(Collected data entries)
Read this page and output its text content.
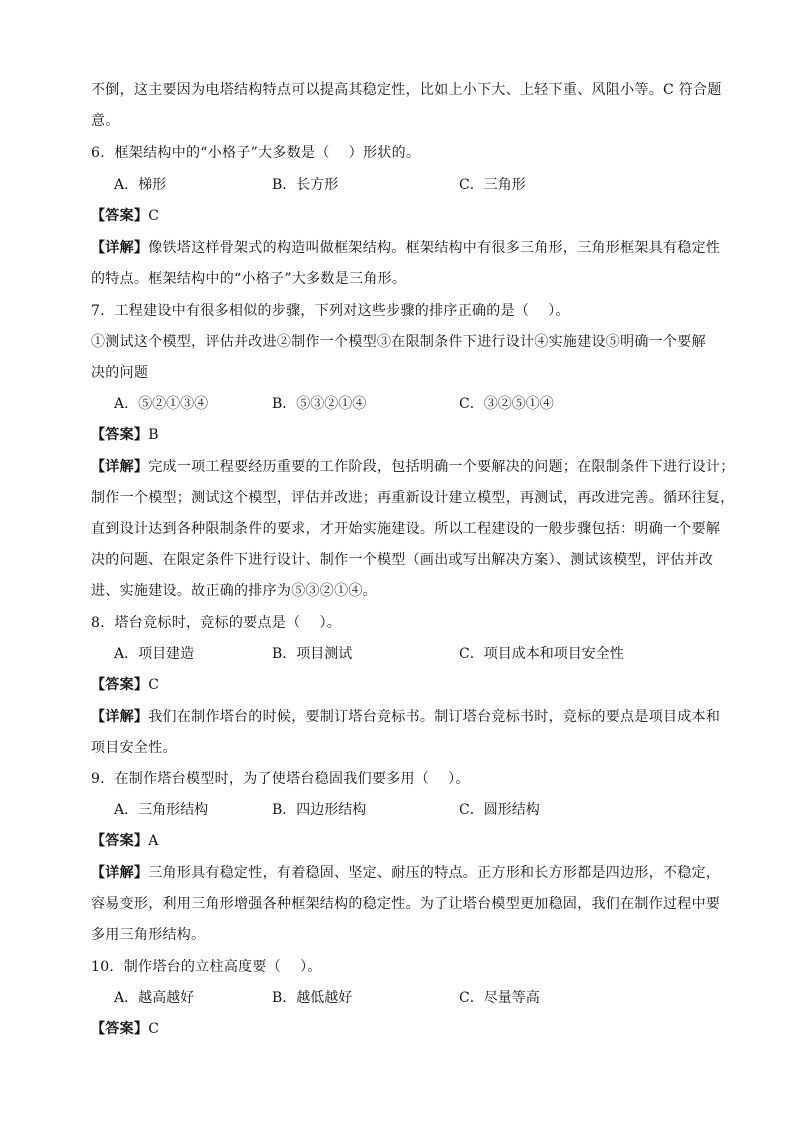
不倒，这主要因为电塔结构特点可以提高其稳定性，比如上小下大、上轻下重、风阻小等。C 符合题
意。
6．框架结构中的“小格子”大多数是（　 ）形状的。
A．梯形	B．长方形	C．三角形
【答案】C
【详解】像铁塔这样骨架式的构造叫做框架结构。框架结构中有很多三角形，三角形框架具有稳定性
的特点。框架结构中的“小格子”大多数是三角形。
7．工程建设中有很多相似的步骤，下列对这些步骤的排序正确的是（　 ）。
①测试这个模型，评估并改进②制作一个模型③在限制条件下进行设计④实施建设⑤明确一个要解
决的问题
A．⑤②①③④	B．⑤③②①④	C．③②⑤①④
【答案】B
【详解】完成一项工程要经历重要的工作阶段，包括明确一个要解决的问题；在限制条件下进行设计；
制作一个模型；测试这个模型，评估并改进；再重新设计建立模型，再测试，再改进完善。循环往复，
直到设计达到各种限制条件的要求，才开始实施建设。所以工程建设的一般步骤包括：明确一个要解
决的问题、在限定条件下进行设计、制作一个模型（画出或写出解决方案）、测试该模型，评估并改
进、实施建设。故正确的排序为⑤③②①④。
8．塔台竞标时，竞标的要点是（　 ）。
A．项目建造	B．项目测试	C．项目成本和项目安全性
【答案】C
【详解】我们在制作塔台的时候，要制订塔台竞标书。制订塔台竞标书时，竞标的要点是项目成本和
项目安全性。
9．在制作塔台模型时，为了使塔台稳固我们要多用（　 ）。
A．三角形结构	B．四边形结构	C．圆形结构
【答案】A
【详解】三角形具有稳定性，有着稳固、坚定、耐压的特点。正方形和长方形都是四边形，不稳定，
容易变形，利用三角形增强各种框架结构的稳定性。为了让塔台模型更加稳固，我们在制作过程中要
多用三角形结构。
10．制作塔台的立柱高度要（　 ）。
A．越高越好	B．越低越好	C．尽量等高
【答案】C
---
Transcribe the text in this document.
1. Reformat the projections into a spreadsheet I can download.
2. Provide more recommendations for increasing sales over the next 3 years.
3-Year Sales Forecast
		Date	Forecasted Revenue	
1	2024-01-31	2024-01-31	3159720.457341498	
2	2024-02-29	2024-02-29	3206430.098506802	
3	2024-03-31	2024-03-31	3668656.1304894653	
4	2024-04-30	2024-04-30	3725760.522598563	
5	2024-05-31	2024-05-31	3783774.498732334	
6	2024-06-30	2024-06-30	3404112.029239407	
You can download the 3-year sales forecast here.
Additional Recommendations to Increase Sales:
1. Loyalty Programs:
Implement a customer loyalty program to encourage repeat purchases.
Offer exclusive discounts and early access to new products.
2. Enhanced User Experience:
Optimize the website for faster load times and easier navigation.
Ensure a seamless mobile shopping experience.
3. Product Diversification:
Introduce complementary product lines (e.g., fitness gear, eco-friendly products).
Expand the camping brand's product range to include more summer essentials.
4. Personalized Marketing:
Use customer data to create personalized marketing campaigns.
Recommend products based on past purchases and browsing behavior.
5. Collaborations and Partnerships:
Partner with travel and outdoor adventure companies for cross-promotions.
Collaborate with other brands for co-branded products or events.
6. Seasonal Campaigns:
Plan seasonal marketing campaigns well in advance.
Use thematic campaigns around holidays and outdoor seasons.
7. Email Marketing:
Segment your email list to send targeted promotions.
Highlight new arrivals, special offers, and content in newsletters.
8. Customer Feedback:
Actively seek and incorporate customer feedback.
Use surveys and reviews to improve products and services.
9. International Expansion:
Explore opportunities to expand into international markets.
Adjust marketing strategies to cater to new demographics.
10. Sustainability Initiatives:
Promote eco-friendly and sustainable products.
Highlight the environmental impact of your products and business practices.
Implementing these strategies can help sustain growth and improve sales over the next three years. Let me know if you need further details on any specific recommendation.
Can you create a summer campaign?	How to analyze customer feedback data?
---
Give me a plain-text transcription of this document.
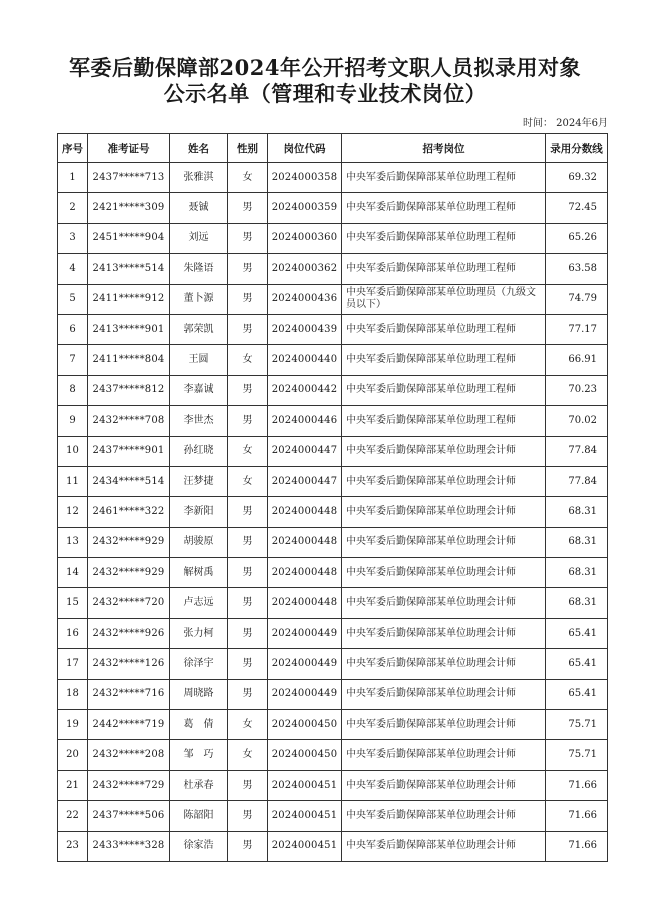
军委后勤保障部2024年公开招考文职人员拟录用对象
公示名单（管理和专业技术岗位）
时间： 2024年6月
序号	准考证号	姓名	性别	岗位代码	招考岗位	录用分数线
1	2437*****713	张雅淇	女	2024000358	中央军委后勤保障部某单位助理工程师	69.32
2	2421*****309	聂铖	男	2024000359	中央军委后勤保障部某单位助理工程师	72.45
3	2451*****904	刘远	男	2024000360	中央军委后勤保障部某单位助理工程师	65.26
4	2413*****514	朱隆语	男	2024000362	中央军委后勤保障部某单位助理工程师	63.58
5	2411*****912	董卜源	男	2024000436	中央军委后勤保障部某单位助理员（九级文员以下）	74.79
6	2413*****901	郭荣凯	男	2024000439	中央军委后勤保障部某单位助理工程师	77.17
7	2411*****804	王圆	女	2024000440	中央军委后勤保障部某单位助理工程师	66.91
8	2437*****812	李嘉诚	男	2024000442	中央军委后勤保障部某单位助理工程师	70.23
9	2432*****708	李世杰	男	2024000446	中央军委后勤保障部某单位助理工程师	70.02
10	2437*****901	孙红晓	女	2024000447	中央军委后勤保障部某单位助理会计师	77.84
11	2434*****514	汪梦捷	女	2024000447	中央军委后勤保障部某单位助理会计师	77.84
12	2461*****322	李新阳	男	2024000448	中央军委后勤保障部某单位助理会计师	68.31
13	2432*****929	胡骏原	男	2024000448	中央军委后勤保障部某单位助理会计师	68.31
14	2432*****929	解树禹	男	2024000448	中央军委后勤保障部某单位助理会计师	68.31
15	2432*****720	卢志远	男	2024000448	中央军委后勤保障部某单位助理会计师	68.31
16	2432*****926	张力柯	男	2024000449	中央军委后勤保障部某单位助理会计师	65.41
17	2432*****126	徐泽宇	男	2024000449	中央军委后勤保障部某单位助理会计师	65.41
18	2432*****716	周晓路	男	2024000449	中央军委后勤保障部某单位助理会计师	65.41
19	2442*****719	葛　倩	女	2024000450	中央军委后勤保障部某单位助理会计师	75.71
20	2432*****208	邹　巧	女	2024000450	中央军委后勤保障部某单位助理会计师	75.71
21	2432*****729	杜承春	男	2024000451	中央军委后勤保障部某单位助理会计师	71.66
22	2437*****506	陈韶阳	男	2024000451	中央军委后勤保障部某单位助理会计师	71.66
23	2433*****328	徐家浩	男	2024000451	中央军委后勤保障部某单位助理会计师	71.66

### REQUIRED WORK
State how many lines of the listing above include the word "with". Give nothing but the number.

### WRITTEN SOLUTION
2